● EXERCISE DIRECTIONS: Count every line that has the word "Alternative" in it; give no more than the number.

(Items from a figure collection)
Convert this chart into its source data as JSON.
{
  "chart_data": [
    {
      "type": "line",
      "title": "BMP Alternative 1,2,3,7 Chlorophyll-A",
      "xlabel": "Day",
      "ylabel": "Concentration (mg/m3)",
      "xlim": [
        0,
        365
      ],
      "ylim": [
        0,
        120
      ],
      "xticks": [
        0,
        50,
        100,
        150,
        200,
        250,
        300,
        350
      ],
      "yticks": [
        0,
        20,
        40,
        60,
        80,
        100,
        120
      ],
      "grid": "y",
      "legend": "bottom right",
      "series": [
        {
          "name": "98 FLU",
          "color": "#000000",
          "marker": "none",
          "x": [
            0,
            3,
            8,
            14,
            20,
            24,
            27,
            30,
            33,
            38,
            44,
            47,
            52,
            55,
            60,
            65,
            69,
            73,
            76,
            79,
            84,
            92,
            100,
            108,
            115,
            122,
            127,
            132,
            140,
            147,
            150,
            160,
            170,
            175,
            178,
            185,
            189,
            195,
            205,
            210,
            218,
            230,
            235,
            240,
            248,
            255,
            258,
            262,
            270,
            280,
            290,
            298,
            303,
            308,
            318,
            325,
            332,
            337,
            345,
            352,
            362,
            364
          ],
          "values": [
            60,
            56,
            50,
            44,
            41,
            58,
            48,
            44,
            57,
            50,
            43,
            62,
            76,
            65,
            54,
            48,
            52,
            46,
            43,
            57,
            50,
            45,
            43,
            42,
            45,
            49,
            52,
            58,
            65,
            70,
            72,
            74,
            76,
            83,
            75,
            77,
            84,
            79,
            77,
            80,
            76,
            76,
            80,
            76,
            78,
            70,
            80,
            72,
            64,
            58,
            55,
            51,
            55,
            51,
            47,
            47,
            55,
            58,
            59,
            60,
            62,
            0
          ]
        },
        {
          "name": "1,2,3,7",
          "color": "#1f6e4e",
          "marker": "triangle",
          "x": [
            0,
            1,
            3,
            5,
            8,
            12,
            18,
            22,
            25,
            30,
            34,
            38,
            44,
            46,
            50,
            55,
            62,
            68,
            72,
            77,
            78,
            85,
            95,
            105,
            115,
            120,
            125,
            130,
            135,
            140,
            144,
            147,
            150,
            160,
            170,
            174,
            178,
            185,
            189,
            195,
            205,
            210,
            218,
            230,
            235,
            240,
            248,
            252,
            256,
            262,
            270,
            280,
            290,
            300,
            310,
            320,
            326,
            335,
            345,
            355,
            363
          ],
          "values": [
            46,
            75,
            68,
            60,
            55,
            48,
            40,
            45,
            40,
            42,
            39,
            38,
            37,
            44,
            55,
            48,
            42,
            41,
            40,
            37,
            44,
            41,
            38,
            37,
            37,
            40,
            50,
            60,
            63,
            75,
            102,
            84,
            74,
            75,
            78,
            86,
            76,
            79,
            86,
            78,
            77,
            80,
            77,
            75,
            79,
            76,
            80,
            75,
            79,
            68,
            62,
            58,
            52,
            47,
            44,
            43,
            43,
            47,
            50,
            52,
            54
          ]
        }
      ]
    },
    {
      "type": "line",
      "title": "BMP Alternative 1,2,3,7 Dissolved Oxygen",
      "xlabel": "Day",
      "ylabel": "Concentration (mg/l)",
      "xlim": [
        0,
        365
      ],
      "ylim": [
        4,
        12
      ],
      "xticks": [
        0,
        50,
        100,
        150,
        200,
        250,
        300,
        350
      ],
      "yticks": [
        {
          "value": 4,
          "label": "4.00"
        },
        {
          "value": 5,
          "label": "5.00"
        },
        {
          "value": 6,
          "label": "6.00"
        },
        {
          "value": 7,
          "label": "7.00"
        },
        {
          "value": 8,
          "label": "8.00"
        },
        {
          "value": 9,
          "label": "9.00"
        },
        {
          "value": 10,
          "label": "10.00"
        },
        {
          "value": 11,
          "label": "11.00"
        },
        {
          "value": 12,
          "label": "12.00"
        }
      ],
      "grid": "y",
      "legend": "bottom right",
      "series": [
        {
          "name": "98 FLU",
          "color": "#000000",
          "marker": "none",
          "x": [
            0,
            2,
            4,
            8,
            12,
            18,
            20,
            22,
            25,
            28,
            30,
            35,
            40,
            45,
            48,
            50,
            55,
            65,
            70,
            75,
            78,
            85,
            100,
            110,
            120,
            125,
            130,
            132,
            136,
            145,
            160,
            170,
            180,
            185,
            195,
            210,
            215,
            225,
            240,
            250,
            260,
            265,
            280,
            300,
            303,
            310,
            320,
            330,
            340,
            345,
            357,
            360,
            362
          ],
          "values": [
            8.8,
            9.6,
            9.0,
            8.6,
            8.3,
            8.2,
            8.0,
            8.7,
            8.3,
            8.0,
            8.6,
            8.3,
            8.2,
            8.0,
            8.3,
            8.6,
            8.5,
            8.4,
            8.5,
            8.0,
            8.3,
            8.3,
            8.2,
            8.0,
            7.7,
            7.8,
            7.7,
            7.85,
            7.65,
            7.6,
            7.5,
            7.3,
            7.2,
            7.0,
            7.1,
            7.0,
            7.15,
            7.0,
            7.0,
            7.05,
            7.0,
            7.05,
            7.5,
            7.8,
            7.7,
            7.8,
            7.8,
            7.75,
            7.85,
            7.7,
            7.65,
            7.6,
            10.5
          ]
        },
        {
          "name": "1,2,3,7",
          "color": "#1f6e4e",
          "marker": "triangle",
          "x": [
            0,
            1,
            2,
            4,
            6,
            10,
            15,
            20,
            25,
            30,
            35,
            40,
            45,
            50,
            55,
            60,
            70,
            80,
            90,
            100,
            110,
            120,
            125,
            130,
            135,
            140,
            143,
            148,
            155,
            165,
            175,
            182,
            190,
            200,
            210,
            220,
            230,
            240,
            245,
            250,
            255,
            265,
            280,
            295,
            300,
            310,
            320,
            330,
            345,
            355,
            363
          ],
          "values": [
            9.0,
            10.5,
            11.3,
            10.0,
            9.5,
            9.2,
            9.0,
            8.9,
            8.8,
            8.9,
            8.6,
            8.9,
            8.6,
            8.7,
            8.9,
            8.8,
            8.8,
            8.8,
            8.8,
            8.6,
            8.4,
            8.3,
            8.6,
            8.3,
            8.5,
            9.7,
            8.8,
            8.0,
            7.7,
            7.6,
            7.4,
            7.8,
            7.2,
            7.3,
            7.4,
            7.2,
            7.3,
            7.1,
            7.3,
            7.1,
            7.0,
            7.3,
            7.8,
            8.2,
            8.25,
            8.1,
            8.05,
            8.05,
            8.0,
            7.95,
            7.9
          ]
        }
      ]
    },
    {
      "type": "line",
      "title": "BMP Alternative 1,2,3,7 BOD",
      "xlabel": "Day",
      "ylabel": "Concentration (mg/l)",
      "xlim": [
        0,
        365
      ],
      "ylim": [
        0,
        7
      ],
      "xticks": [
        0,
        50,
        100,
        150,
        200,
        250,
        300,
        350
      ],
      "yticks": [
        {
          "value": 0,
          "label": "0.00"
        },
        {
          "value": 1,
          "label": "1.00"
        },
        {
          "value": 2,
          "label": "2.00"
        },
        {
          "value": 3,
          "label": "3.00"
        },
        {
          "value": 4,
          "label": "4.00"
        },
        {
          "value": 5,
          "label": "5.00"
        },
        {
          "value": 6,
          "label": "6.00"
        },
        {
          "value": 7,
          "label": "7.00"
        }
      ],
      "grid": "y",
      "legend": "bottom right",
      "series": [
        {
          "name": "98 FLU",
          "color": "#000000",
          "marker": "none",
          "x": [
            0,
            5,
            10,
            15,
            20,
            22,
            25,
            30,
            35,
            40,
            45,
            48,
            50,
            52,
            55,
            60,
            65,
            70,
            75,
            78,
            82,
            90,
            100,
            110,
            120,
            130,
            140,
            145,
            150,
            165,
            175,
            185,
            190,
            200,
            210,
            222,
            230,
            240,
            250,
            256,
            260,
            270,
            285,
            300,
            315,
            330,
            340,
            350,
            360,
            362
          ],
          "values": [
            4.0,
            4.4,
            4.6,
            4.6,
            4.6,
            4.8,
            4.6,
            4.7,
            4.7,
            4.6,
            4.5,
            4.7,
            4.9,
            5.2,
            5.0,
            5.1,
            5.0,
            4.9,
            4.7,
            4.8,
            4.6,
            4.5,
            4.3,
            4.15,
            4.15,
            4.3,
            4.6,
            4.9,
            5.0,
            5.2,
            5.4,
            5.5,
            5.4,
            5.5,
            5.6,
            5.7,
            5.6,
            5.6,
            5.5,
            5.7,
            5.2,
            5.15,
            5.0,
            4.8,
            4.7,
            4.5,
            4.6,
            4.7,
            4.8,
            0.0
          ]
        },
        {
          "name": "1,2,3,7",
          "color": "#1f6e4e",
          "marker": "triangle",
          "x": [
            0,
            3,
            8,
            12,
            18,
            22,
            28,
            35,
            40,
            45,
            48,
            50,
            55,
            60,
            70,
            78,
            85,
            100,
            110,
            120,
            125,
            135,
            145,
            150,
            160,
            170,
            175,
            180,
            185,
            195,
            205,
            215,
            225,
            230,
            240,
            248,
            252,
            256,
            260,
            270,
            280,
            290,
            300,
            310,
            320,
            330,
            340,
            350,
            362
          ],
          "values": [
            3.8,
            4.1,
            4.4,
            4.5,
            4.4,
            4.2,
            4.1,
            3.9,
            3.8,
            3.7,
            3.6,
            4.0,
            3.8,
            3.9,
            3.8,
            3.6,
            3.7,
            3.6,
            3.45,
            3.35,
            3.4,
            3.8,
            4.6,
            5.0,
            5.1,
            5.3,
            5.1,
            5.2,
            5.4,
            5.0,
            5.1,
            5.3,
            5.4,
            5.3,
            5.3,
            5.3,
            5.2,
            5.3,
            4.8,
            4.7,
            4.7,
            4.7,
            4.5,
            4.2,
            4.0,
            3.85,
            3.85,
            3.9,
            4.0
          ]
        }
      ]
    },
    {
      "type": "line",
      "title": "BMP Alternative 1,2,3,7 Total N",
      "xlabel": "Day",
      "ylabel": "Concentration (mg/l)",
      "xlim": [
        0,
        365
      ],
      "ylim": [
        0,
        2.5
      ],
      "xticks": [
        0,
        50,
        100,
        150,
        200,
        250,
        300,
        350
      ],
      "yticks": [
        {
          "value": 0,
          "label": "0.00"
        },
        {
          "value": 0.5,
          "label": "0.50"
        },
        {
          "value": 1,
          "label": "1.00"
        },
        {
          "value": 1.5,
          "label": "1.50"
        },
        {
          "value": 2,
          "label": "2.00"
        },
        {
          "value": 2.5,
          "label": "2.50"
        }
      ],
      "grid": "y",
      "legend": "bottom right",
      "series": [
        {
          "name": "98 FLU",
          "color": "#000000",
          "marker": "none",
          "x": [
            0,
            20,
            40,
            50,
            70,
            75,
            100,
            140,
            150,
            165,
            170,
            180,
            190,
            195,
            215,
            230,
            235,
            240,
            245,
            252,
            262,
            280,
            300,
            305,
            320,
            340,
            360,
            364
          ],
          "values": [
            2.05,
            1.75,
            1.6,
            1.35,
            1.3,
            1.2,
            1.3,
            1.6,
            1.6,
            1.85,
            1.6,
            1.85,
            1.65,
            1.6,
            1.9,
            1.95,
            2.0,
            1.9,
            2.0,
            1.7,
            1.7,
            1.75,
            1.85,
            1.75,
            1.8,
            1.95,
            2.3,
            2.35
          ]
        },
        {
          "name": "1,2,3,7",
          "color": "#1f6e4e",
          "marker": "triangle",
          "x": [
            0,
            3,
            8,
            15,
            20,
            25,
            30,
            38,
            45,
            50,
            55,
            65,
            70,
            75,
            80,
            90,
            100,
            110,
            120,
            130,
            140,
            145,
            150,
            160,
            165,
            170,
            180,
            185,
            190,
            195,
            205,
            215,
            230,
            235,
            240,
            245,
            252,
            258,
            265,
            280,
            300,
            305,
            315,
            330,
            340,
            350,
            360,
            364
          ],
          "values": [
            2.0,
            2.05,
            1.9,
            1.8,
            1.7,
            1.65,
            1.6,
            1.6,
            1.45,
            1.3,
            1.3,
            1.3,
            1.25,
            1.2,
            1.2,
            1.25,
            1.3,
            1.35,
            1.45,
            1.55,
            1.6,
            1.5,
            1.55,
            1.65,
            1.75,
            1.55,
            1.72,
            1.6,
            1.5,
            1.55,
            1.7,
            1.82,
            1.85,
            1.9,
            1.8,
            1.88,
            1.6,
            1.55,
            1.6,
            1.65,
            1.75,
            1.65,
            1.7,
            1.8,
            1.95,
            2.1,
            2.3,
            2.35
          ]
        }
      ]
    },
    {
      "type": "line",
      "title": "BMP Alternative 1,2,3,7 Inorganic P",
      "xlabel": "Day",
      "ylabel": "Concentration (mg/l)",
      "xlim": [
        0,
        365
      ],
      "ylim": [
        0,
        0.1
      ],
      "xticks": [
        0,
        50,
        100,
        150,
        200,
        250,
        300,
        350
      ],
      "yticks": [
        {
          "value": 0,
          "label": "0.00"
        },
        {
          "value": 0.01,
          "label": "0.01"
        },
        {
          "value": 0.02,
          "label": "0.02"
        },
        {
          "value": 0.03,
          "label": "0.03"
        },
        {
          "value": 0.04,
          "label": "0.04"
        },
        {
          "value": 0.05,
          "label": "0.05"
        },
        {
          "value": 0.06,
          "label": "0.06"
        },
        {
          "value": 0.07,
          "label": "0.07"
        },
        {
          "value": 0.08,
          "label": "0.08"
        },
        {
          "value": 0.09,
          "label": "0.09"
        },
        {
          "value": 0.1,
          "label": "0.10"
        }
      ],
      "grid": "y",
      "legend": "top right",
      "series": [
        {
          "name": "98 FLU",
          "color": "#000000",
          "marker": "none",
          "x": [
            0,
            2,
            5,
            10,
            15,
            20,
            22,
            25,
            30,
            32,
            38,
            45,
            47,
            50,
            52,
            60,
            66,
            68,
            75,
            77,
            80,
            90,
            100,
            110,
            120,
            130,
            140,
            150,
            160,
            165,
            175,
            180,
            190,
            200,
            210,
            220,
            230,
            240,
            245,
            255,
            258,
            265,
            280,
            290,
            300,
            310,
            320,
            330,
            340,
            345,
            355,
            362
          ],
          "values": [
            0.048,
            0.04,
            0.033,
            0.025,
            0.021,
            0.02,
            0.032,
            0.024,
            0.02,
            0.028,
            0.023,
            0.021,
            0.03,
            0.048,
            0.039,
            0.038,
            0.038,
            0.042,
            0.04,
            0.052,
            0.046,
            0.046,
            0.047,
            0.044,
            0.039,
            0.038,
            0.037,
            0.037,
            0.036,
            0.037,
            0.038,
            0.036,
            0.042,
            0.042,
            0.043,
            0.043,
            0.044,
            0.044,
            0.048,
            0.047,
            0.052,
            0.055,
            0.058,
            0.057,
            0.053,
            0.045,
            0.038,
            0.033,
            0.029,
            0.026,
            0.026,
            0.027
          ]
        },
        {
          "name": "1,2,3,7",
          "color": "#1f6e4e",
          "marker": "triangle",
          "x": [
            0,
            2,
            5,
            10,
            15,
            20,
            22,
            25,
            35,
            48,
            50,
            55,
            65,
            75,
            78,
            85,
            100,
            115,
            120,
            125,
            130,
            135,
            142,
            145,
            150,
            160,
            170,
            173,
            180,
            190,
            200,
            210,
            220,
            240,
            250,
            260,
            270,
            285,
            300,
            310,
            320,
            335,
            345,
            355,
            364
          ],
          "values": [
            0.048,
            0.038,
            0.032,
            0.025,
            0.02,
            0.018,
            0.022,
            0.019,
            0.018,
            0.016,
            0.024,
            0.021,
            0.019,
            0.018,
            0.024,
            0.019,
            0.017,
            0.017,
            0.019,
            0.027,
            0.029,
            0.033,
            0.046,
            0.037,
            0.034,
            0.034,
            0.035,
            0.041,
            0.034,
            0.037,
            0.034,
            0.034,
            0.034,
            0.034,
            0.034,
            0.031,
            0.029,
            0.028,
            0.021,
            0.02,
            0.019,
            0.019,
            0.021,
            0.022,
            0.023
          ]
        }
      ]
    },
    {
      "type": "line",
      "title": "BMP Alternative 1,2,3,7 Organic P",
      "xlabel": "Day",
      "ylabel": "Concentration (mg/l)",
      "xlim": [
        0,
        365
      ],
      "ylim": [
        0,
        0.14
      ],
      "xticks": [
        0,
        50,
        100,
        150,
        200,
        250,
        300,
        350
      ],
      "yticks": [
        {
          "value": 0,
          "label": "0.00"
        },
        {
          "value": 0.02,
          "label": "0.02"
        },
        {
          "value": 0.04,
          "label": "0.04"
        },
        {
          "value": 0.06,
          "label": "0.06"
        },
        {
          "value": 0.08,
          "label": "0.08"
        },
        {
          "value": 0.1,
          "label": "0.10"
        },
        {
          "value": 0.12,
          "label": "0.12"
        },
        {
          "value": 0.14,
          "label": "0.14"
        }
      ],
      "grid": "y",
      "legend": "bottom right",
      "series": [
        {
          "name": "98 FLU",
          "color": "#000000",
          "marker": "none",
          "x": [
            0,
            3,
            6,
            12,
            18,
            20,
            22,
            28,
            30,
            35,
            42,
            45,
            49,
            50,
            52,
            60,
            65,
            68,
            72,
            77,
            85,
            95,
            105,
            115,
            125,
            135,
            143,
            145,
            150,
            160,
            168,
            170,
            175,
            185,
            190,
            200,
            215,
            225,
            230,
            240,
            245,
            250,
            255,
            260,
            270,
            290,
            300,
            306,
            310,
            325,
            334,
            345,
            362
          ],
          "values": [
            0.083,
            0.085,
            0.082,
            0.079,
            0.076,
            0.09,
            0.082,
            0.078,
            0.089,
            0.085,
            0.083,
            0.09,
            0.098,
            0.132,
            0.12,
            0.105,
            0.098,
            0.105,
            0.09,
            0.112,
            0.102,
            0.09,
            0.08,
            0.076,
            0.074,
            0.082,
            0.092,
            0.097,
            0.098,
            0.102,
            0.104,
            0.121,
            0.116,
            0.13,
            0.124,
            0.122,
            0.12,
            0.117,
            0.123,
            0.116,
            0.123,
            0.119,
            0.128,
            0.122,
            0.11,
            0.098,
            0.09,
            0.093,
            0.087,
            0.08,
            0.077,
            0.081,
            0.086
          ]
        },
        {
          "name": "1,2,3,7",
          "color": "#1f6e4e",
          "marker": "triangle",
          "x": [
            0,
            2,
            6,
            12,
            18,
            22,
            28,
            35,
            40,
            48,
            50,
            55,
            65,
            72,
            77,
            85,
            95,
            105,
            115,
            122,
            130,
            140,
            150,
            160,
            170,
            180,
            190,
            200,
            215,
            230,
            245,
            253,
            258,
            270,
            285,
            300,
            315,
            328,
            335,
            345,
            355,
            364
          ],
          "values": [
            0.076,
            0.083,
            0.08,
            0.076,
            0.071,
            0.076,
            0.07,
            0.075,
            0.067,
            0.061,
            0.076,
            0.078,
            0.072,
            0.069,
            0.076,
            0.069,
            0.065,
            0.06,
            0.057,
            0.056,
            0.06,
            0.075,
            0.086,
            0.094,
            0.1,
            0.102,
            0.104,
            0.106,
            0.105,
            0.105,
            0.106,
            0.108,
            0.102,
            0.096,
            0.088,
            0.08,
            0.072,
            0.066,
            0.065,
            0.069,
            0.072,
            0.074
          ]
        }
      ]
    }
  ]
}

● EXPECTED ANSWER: 6